#### [Tujuan Tugas]
[1] Menurut teks tentang hutan kemasyarakatan, kepada siapa hak pengelolaan kawasan hutan itu diberikan?
[2] Cetak bagian dari teks tentang hutan kemasyarakatan, mulai dari "Hutan kemasyarakatan merupakan" sampai "seperti kayu bakar.".
[3] Teruskan teks tentang hutan kemasyarakatan mulai dari kalimat terakhir yang ada.

Hutan kemasyarakatan merupakan hutan rakyat yang dibangun di atas lahan milik Negara khususnya di atas kawasan hutan Negara. Dalam hal ini hak pengelolaan atas bidang kawasan ini diberikan kepada sekelompok warga masyarakat biasanya berbentuk kelompok tani hutan atau koperasi sebuah proses perubahan yang mengarah pada keterlibatan masyarakat yang lebih luas dalam pengelolaan hutan. Hutan kemasyarakatan tidak memiliki sistem atau definisi yang baku dan berkembang sesuai dengan kebutuhan, kondisi masyarakat dan sistem sosial ekonomi, serta kesepakatan diantara pihak-pihak yang terlibat.
Aktivitas masyarakat di dalam dan di sekitar Hutan Kemasyarakatan Desa Gunung Silanu Kecamatan Bangkala Kabupten Jeneponto adalah bersawah, berkebun, beternak, dan sebagian masyarakat melakukan kegiatan pemanfaatan hasil hutan kayu dan bukan kayu seperti kayu bakar.

#### [Catatan Terlampir]
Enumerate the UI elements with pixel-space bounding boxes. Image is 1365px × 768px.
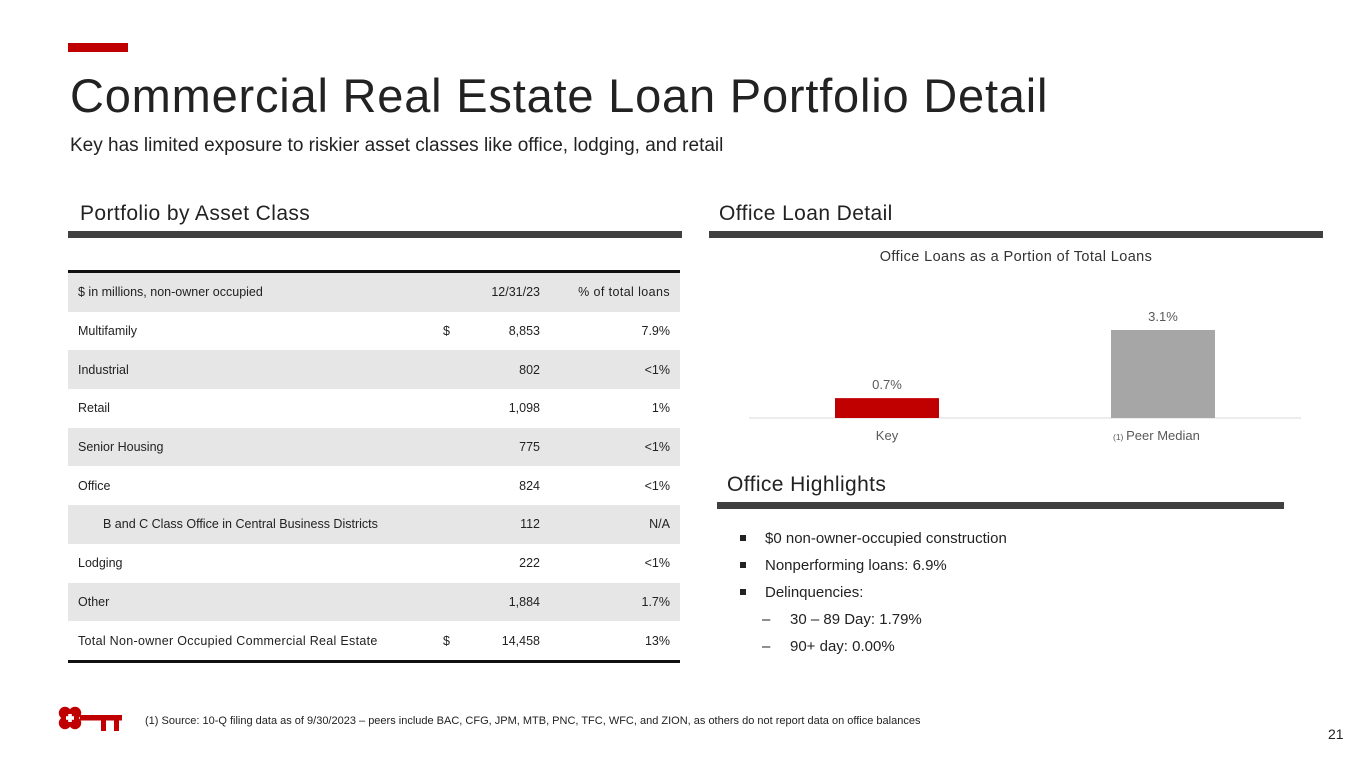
- row-dollar: [410, 544, 450, 583]
- table-row: Office 824 <1%: [68, 466, 680, 505]
- office-detail-section-title: Office Loan Detail: [719, 202, 893, 225]
- row-pct: 7.9%: [641, 324, 671, 339]
- row-value: 1,098: [508, 401, 540, 416]
- portfolio-section-bar: [68, 231, 682, 238]
- row-value: 775: [450, 427, 550, 467]
- row-dollar: [410, 389, 450, 428]
- row-value: 824: [519, 478, 540, 493]
- bullet-text: $0 non-owner-occupied construction: [765, 530, 1007, 547]
- portfolio-table: $ in millions, non-owner occupied 12/31/…: [68, 270, 680, 663]
- row-label: Other: [68, 582, 410, 622]
- data-label: 3.1%: [1148, 309, 1178, 324]
- row-label: Office: [78, 478, 111, 493]
- sub-bullet-dash: –: [762, 611, 771, 628]
- row-value: 112: [450, 505, 550, 544]
- bar-key: [835, 398, 939, 418]
- page-number: 21: [1328, 726, 1344, 742]
- office-detail-section-bar: [709, 231, 1323, 238]
- page-title: Commercial Real Estate Loan Portfolio De…: [70, 69, 1049, 122]
- row-pct: N/A: [550, 505, 680, 544]
- bullet-text: Delinquencies:: [765, 584, 864, 601]
- table-header-label: $ in millions, non-owner occupied: [68, 271, 410, 312]
- footnote: (1) Source: 10-Q filing data as of 9/30/…: [145, 715, 921, 727]
- table-total-row: Total Non-owner Occupied Commercial Real…: [68, 621, 680, 661]
- total-value: 14,458: [501, 633, 540, 648]
- category-label: Peer Median: [1126, 428, 1200, 443]
- table-row: Industrial 802 <1%: [68, 350, 680, 390]
- table-row: Other 1,884 1.7%: [68, 582, 680, 622]
- total-pct: 13%: [644, 633, 670, 648]
- sub-bullet-dash: –: [762, 638, 771, 655]
- bar-peer-median: [1111, 330, 1215, 418]
- row-dollar: [410, 350, 450, 390]
- table-header-pct: % of total loans: [550, 271, 680, 312]
- table-header-spacer: [410, 271, 450, 312]
- chart-title: Office Loans as a Portion of Total Loans: [879, 249, 1153, 265]
- row-dollar: [410, 427, 450, 467]
- row-label: Senior Housing: [68, 427, 410, 467]
- row-dollar: [410, 466, 450, 505]
- row-pct: <1%: [644, 556, 670, 571]
- sub-bullet-text: 30 – 89 Day: 1.79%: [790, 611, 922, 628]
- bullet-text: Nonperforming loans: 6.9%: [765, 557, 947, 574]
- sub-bullet-text: 90+ day: 0.00%: [790, 638, 895, 655]
- portfolio-section-title: Portfolio by Asset Class: [80, 202, 311, 225]
- row-label: Lodging: [78, 556, 123, 571]
- row-label: Multifamily: [78, 324, 138, 339]
- bullet-square-icon: [740, 535, 746, 541]
- table-row: Multifamily $ 8,853 7.9%: [68, 312, 680, 351]
- table-header-date: 12/31/23: [450, 271, 550, 312]
- total-dollar: $: [443, 633, 450, 648]
- key-logo-icon: [58, 706, 122, 731]
- category-label: Key: [876, 428, 899, 443]
- row-value: 222: [519, 556, 540, 571]
- total-label: Total Non-owner Occupied Commercial Real…: [78, 633, 378, 648]
- table-row: Retail 1,098 1%: [68, 389, 680, 428]
- office-loans-bar-chart: (1) 0.7% Key 3.1% Peer Median: [749, 309, 1301, 443]
- table-row: B and C Class Office in Central Business…: [68, 505, 680, 544]
- row-value: 8,853: [508, 324, 540, 339]
- row-value: 1,884: [450, 582, 550, 622]
- table-header-row: $ in millions, non-owner occupied 12/31/…: [68, 271, 680, 312]
- row-dollar: $: [443, 324, 450, 339]
- table-row: Senior Housing 775 <1%: [68, 427, 680, 467]
- peer-footnote-marker: (1): [1113, 432, 1124, 442]
- highlights-section-title: Office Highlights: [727, 473, 887, 496]
- row-dollar: [410, 505, 450, 544]
- bullet-square-icon: [740, 589, 746, 595]
- row-value: 802: [450, 350, 550, 390]
- row-label: B and C Class Office in Central Business…: [68, 505, 410, 544]
- row-pct: <1%: [550, 427, 680, 467]
- row-dollar: [410, 582, 450, 622]
- row-label: Retail: [78, 401, 110, 416]
- row-pct: 1%: [651, 401, 670, 416]
- bullet-square-icon: [740, 562, 746, 568]
- row-pct: <1%: [644, 478, 670, 493]
- row-pct: <1%: [550, 350, 680, 390]
- highlights-section-bar: [717, 502, 1284, 509]
- row-pct: 1.7%: [550, 582, 680, 622]
- table-row: Lodging 222 <1%: [68, 544, 680, 583]
- title-accent-bar: [68, 43, 128, 52]
- row-label: Industrial: [68, 350, 410, 390]
- data-label: 0.7%: [872, 377, 902, 392]
- page-subtitle: Key has limited exposure to riskier asse…: [70, 135, 724, 156]
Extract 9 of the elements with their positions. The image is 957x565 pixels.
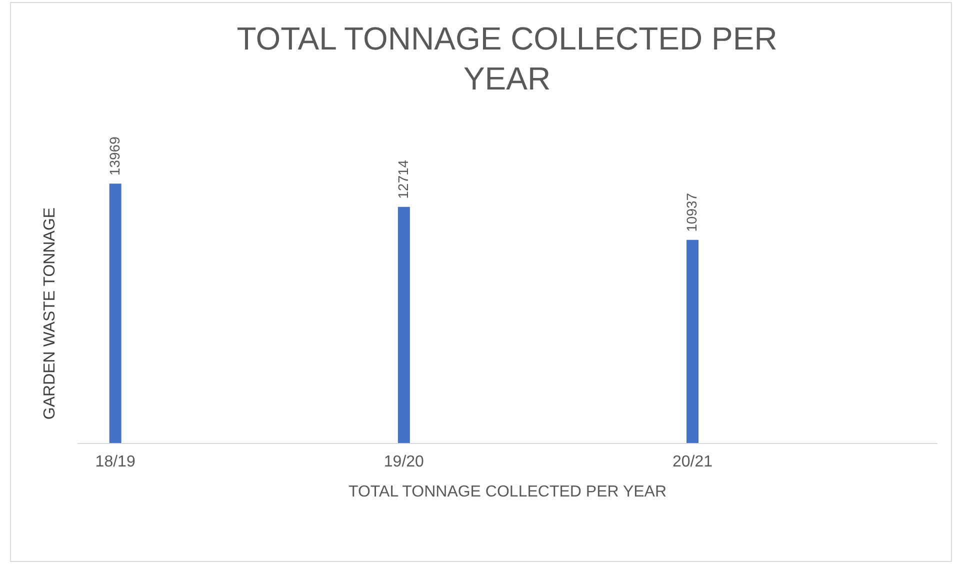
- x-tick-label: 20/21: [672, 454, 713, 470]
- y-axis-title: GARDEN WASTE TONNAGE: [42, 207, 58, 420]
- data-label: 13969: [106, 136, 122, 176]
- data-label: 12714: [394, 160, 411, 199]
- data-label: 10937: [684, 192, 700, 232]
- x-axis-title: TOTAL TONNAGE COLLECTED PER YEAR: [348, 484, 667, 500]
- x-tick-label: 19/20: [384, 454, 424, 470]
- chart-title: TOTAL TONNAGE COLLECTED PER YEAR: [236, 20, 778, 97]
- x-tick-label: 18/19: [95, 454, 136, 470]
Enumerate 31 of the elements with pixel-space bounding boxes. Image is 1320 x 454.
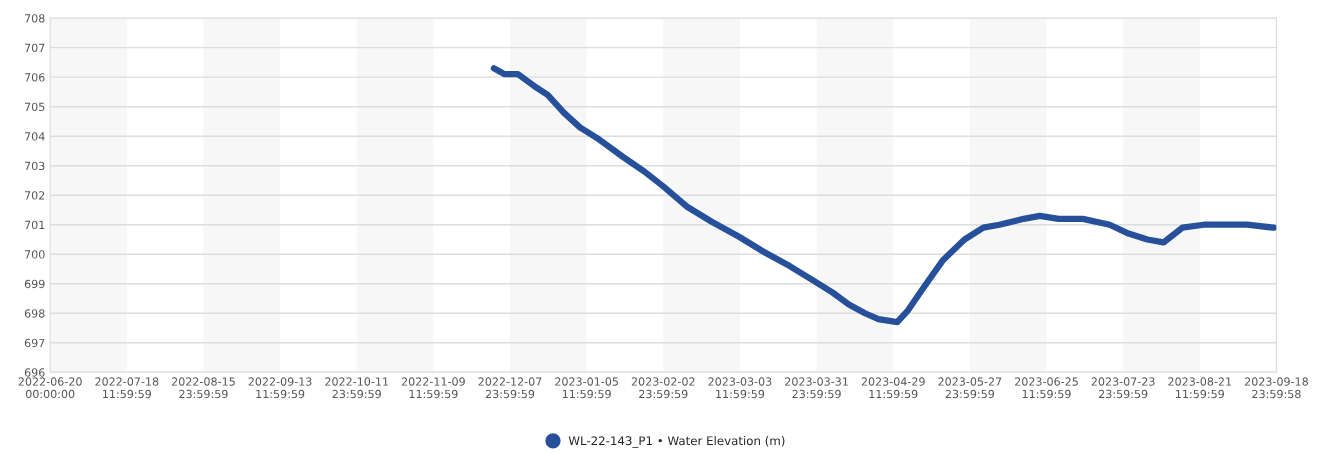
y-tick-label: 704 <box>25 132 45 141</box>
y-tick-label: 707 <box>25 43 45 53</box>
y-tick-label: 697 <box>24 338 45 348</box>
y-tick-label: 701 <box>25 220 45 230</box>
x-tick-label: 2022-10-11 23:59:59 <box>325 377 388 399</box>
y-tick-label: 700 <box>25 250 45 259</box>
y-tick-label: 703 <box>25 161 45 171</box>
x-tick-label: 2023-05-27 23:59:59 <box>938 377 1002 399</box>
x-tick-label: 2023-07-23 23:59:59 <box>1091 377 1155 399</box>
legend-label: WL-22-143_P1 • Water Elevation (m) <box>568 436 785 448</box>
x-tick-label: 2023-06-25 11:59:59 <box>1015 377 1078 399</box>
x-tick-label: 2023-03-03 11:59:59 <box>708 377 772 399</box>
x-tick-label: 2023-09-18 23:59:58 <box>1244 377 1308 399</box>
x-tick-label: 2022-08-15 23:59:59 <box>171 377 235 399</box>
y-tick-label: 706 <box>25 73 45 82</box>
x-tick-label: 2023-04-29 11:59:59 <box>861 377 925 399</box>
x-tick-label: 2022-07-18 11:59:59 <box>95 377 159 399</box>
x-tick-label: 2022-06-20 00:00:00 <box>18 377 82 399</box>
x-tick-label: 2023-01-05 11:59:59 <box>555 377 618 399</box>
x-tick-label: 2022-11-09 11:59:59 <box>401 377 465 399</box>
y-tick-label: 708 <box>25 14 45 23</box>
y-tick-label: 696 <box>24 368 45 377</box>
x-tick-label: 2022-09-13 11:59:59 <box>248 377 312 399</box>
x-tick-label: 2023-02-02 23:59:59 <box>631 377 695 399</box>
y-tick-label: 702 <box>25 191 45 200</box>
y-tick-label: 705 <box>25 102 45 112</box>
y-tick-label: 698 <box>24 309 45 318</box>
y-tick-label: 699 <box>24 279 45 289</box>
x-tick-label: 2023-08-21 11:59:59 <box>1168 377 1232 399</box>
x-tick-label: 2023-03-31 23:59:59 <box>785 377 848 399</box>
x-tick-label: 2022-12-07 23:59:59 <box>478 377 542 399</box>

#### [Jawaban]
[1] Kepada sekelompok warga masyarakat, biasanya berbentuk kelompok tani hutan atau koperasi.

[2]
Hutan kemasyarakatan merupakan hutan rakyat yang dibangun di atas lahan milik Negara khususnya di atas kawasan hutan Negara. Dalam hal ini hak pengelolaan atas bidang kawasan ini diberikan kepada sekelompok warga masyarakat biasanya berbentuk kelompok tani hutan atau koperasi sebuah proses perubahan yang mengarah pada keterlibatan masyarakat yang lebih luas dalam pengelolaan hutan. Hutan kemasyarakatan tidak memiliki sistem atau definisi yang baku dan berkembang sesuai dengan kebutuhan, kondisi masyarakat dan sistem sosial ekonomi, serta kesepakatan diantara pihak-pihak yang terlibat.
Aktivitas masyarakat di dalam dan di sekitar Hutan Kemasyarakatan Desa Gunung Silanu Kecamatan Bangkala Kabupten Jeneponto adalah bersawah, berkebun, beternak, dan sebagian masyarakat melakukan kegiatan pemanfaatan hasil hutan kayu dan bukan kayu seperti kayu bakar.

[3]
Beberapa penelitian persepsi masyarakat terhadap hutan dan keberadaan serta persepsi masyarakat terhadap pengelolaan hutan, salah satu diantaranya adalah hasil penelitian oleh Awaluddin (1990), tentang Persepsi Masyarakat Terhadap Pengelolaan Hutan Lindung Di Kompleks Hutan Balang Pesoang, untuk mengetahui persepsi masyarakat terhadap pengelolaan hutan lindung. Dengn hasil penelitian bahwa tingkat pendidikan memiliki ikatan yang cukup erat dengan persepsi terhadap kegiatan pembangunan hutan lindung di Kompleks Hutan Balang Pesoang. Selain itu, penelitian tentang Studi Persepsi Masyarakat Terhadap Hutan Dan Keberadaan Taman Nasional Bantimurung Bulusaraung di Kelurahan Balleangin, Kecamatan Balocci Kabupaten Pangkep oleh Salmunius Salle (2006) dengan hasil penelitian bahwa ada beberapa faktor yang mempengaruhi persepsi masyarakat terhadap hutan dan keberadaan Taman Nasional Bantimurung Bulusaraung misalnya tingkat pendidikan, status sosial, dan luas lahan.
Oleh karena itu penulis tertarik untuk meneliti tentang Persepsi Masyarakat Terhadap Hutan Kemasyarakatan Di Desa Gunung Silanu Kecamatan Bangkala Kabupaten Jeneponto.
1.2. Rumusan Masalah
Rumusan masalah pada penelitian ini adalah bagaimana Persepsi Masyarakat Terhadap Hutan Kemasyarakatan di Desa Gunung Silanu Kecamatan Bangkala Kabupaten Jeneponto.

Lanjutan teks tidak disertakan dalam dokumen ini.